───── Input records ─────

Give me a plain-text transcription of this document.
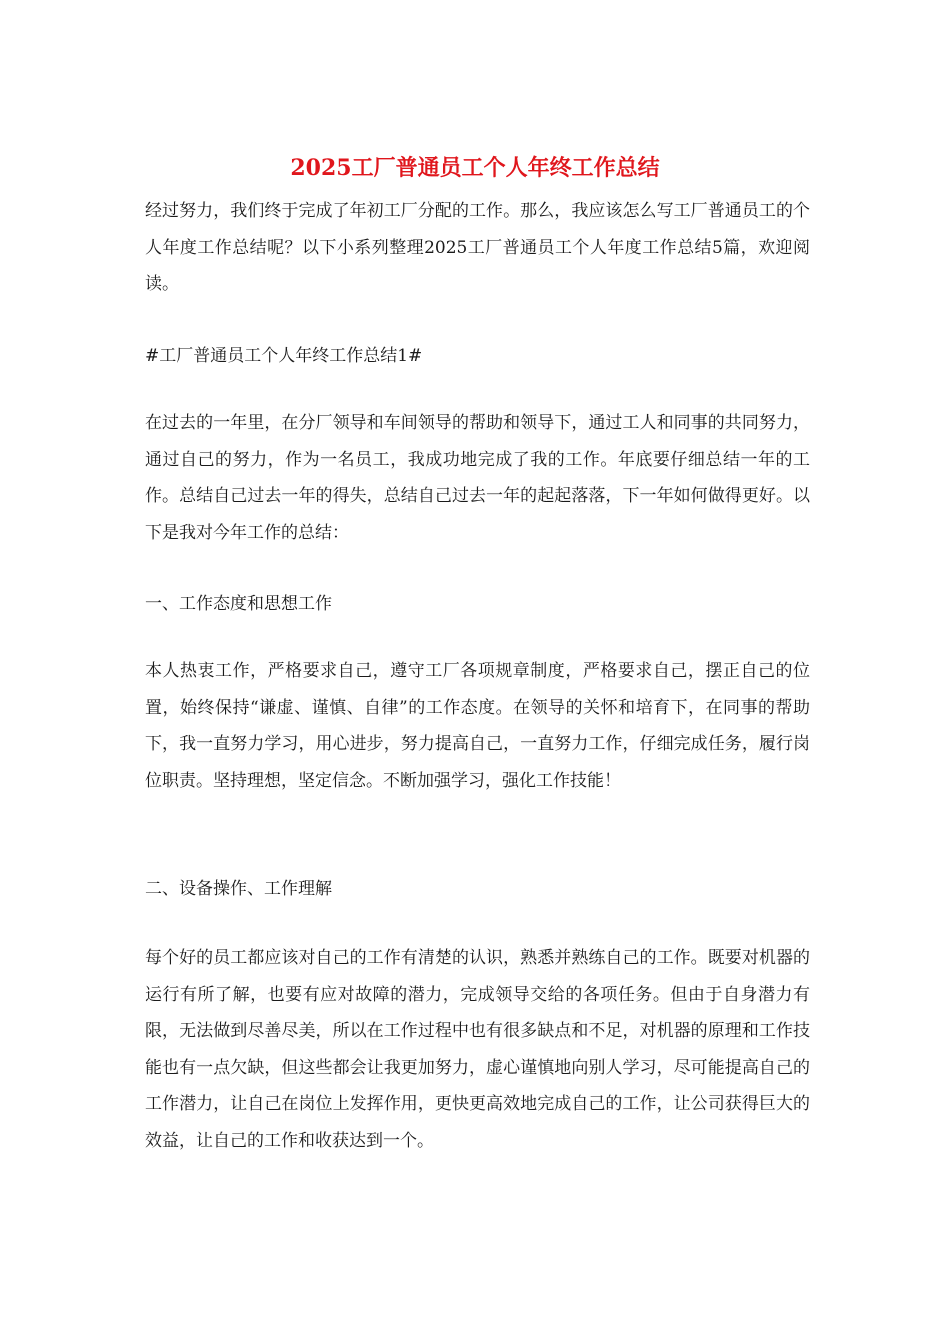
2025工厂普通员工个人年终工作总结

经过努力，我们终于完成了年初工厂分配的工作。那么，我应该怎么写工厂普通员工的个人年度工作总结呢？以下小系列整理2025工厂普通员工个人年度工作总结5篇，欢迎阅读。

#工厂普通员工个人年终工作总结1#

在过去的一年里，在分厂领导和车间领导的帮助和领导下，通过工人和同事的共同努力，通过自己的努力，作为一名员工，我成功地完成了我的工作。年底要仔细总结一年的工作。总结自己过去一年的得失，总结自己过去一年的起起落落，下一年如何做得更好。以下是我对今年工作的总结：

一、工作态度和思想工作

本人热衷工作，严格要求自己，遵守工厂各项规章制度，严格要求自己，摆正自己的位置，始终保持“谦虚、谨慎、自律”的工作态度。在领导的关怀和培育下，在同事的帮助下，我一直努力学习，用心进步，努力提高自己，一直努力工作，仔细完成任务，履行岗位职责。坚持理想，坚定信念。不断加强学习，强化工作技能！

二、设备操作、工作理解

每个好的员工都应该对自己的工作有清楚的认识，熟悉并熟练自己的工作。既要对机器的运行有所了解，也要有应对故障的潜力，完成领导交给的各项任务。但由于自身潜力有限，无法做到尽善尽美，所以在工作过程中也有很多缺点和不足，对机器的原理和工作技能也有一点欠缺，但这些都会让我更加努力，虚心谨慎地向别人学习，尽可能提高自己的工作潜力，让自己在岗位上发挥作用，更快更高效地完成自己的工作，让公司获得巨大的效益，让自己的工作和收获达到一个。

─────

*Stated task:* Reproduce the records verbatim, omitting all images they contain.

*Right answer:*
Give me a plain-text transcription of this document.
2025工厂普通员工个人年终工作总结

经过努力，我们终于完成了年初工厂分配的工作。那么，我应该怎么写工厂普通员工的个人年度工作总结呢？以下小系列整理2025工厂普通员工个人年度工作总结5篇，欢迎阅读。

#工厂普通员工个人年终工作总结1#

在过去的一年里，在分厂领导和车间领导的帮助和领导下，通过工人和同事的共同努力，通过自己的努力，作为一名员工，我成功地完成了我的工作。年底要仔细总结一年的工作。总结自己过去一年的得失，总结自己过去一年的起起落落，下一年如何做得更好。以下是我对今年工作的总结：

一、工作态度和思想工作

本人热衷工作，严格要求自己，遵守工厂各项规章制度，严格要求自己，摆正自己的位置，始终保持“谦虚、谨慎、自律”的工作态度。在领导的关怀和培育下，在同事的帮助下，我一直努力学习，用心进步，努力提高自己，一直努力工作，仔细完成任务，履行岗位职责。坚持理想，坚定信念。不断加强学习，强化工作技能！

二、设备操作、工作理解

每个好的员工都应该对自己的工作有清楚的认识，熟悉并熟练自己的工作。既要对机器的运行有所了解，也要有应对故障的潜力，完成领导交给的各项任务。但由于自身潜力有限，无法做到尽善尽美，所以在工作过程中也有很多缺点和不足，对机器的原理和工作技能也有一点欠缺，但这些都会让我更加努力，虚心谨慎地向别人学习，尽可能提高自己的工作潜力，让自己在岗位上发挥作用，更快更高效地完成自己的工作，让公司获得巨大的效益，让自己的工作和收获达到一个。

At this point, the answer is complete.